VOS CONSIGNES: Poursuivez le texte sur les voyageurs bloqués à Madrid après l'annulation des trains vers l'Andalousie, en reprenant juste après sa dernière phrase.

::: BLOC DE TEXTE

Renfe a indiqué sur ses réseaux sociaux qu'elle travaillait à l'élaboration de solutions alternatives pour les voyageurs concernés, mais qu'elles ne seraient disponibles qu'à partir de mardi. En attendant, les billets de bus et d'avion entre Madrid et l'Andalousie se vendent comme des petits pains.
Des dizaines de passagers n'ont toujours pas trouvé de solution alternative après l'annulation de leur voyage en Andalousie à la gare de Madrid Atocha le principal nœud ferroviaire d'Espagne, à la suite de ce qui est déjà le quatrième accident de train le plus grave de l'histoire du pays.
Les trois principaux opérateurs fournissant des services dans l'ensemble de l'État - Renfe**,** public, et Iryo et Ouigo, privés - n'ont pas été en mesure de trouver une solution pour leurs passagers, qui décrivent un manque de places dans les moyens de transport alternatifs, qu'il s'agisse d'autobus ou d'avions.

::::::
::: DONNÉES FOURNIES

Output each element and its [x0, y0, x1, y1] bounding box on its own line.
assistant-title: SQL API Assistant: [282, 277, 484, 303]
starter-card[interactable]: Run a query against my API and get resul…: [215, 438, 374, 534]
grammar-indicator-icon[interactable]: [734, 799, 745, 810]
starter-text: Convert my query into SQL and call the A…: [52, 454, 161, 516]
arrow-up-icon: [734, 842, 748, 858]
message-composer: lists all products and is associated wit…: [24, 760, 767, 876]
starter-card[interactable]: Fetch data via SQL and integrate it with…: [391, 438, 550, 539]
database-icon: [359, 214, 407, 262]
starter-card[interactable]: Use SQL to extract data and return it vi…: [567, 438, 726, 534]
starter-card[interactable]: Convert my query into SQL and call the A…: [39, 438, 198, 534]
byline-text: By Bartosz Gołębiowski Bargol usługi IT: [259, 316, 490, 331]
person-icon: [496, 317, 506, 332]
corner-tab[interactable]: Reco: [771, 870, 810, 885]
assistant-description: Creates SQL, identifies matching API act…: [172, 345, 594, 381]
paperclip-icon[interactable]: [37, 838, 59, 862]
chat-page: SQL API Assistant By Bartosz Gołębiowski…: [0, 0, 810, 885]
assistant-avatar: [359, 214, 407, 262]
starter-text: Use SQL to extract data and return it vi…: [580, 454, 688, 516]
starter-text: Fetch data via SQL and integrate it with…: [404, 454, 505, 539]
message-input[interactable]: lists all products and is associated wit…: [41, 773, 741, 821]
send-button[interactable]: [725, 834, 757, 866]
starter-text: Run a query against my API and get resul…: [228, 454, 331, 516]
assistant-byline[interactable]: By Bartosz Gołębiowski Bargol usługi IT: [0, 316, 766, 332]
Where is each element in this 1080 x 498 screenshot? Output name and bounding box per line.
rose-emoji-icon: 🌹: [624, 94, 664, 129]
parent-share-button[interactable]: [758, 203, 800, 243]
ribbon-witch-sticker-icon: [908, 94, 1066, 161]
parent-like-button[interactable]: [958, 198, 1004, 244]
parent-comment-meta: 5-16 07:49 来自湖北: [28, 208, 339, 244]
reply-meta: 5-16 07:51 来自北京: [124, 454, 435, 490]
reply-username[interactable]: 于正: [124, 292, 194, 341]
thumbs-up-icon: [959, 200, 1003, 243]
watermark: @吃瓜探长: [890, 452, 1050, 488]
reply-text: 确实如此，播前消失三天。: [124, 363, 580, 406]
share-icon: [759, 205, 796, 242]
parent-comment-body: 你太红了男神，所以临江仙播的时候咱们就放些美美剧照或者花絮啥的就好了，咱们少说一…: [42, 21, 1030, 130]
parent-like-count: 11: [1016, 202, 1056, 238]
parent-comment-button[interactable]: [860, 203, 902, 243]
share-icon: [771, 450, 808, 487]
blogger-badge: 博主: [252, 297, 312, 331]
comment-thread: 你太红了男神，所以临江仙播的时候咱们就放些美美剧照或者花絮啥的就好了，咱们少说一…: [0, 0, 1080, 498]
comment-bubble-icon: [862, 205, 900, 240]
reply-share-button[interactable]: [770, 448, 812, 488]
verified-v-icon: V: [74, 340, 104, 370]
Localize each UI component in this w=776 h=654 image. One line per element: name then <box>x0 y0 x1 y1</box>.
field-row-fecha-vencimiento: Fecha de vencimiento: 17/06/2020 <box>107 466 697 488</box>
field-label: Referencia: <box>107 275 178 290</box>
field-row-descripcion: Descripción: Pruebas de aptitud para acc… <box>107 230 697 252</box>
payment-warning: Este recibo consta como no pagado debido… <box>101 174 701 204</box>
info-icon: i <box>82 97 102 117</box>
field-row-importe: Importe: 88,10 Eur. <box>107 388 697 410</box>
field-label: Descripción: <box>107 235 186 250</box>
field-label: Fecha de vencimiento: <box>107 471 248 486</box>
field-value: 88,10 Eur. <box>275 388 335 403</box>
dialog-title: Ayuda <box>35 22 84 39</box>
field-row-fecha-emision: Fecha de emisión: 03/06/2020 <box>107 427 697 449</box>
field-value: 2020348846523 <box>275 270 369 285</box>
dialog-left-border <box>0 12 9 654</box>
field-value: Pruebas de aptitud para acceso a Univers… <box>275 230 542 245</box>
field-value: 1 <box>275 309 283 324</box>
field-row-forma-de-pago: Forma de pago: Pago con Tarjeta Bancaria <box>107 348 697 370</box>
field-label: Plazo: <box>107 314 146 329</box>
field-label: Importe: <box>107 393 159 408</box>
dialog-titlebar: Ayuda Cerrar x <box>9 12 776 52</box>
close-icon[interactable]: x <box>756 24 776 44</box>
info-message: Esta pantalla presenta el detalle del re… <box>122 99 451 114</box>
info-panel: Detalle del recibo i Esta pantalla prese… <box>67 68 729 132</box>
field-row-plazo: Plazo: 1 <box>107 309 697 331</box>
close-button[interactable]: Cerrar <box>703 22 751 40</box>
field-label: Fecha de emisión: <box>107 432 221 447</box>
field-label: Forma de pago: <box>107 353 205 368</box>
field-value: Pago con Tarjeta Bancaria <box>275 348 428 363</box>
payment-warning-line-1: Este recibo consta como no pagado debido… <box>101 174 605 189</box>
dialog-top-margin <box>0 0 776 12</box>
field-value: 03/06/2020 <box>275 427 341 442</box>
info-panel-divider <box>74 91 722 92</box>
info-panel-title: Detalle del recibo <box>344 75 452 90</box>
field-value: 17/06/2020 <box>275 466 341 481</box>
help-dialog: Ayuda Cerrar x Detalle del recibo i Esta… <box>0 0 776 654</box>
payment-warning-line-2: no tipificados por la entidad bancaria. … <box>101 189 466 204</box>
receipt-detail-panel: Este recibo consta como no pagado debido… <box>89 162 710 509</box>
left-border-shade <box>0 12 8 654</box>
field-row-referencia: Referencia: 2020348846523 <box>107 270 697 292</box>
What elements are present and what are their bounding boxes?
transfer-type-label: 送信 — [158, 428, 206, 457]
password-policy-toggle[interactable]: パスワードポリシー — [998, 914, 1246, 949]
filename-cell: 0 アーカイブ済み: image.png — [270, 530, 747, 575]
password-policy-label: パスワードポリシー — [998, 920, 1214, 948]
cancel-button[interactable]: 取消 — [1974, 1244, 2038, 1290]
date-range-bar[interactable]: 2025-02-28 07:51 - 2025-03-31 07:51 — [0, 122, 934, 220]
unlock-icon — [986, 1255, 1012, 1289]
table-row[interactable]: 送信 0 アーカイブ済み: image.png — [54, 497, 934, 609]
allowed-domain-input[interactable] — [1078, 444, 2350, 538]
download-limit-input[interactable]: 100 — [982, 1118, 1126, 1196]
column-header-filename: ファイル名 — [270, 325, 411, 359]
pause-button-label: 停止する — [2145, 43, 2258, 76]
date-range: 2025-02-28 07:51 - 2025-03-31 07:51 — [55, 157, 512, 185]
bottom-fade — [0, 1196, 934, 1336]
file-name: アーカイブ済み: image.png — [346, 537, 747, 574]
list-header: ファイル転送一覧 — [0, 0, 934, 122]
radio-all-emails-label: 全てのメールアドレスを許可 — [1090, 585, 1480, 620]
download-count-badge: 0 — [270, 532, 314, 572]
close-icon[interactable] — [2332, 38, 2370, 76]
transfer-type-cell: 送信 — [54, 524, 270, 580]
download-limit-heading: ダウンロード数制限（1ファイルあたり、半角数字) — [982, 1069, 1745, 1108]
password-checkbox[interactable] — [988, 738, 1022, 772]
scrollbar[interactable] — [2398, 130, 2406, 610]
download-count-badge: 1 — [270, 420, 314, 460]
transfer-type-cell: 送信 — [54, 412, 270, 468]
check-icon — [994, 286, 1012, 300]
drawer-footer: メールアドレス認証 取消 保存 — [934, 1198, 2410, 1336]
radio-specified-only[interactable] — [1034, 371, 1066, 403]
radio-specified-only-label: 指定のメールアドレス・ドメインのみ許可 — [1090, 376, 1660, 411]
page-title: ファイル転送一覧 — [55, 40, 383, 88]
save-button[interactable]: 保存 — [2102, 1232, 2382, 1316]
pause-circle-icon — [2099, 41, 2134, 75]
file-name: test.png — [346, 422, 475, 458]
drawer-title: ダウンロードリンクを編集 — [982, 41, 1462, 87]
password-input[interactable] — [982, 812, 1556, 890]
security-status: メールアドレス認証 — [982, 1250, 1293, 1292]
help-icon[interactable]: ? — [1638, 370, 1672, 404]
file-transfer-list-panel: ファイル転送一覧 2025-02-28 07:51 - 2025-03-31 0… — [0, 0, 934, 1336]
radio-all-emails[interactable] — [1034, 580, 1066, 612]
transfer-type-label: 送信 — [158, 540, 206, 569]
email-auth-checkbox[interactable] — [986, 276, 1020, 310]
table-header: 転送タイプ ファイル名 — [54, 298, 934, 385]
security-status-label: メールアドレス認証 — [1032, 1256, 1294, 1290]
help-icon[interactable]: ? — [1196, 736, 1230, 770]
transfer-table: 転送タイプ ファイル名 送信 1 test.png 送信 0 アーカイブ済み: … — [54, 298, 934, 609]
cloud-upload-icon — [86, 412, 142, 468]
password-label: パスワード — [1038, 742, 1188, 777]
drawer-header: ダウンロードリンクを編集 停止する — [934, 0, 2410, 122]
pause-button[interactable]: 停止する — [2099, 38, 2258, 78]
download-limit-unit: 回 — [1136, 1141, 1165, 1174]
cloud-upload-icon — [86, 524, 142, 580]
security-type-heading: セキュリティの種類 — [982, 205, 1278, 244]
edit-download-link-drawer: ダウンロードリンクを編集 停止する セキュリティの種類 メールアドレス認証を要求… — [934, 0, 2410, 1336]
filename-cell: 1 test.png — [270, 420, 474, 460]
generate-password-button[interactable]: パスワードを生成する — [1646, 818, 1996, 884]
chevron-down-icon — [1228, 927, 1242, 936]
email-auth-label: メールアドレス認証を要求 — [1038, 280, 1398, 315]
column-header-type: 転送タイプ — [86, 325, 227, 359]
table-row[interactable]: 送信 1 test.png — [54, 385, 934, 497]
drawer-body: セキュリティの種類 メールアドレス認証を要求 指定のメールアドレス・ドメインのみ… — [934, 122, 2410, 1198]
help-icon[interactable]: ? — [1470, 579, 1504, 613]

::::::

RÉPONSE RÉDIGÉE:
Adif, le gestionnaire de l'infrastructure ferroviaire, a déclaré à Euronews qu'il ne savait pas quand les services pourraient reprendre, car les trains endommagés, que le président du gouvernement régional andalou, Juan Manuel Moreno Bonilla, a décrit comme un "amas de fer", selon ses propres termes, doivent d'abord être relevés. Il faudra analyser l'étendue des dégâts sur les voies autour d'Adamuz, la ville où s'est produite la catastrophe.
Un solution dans 24h
Renfe indique sur ses réseaux sociaux qu'elle travaille sur un plan alternatif pour les passagers affectés, mais seulement à partir de demain mardi. Elle ne précise pas non plus comment elle indemnisera les personnes touchées par les annulations.
Le dernier bilan de l'accident ferroviaire survenu hier dans la ville d'Adamuz, près de Cordoue, tard dimanche soir, s'élève à 39 morts et 152 blessés, dont cinq dans un état très grave.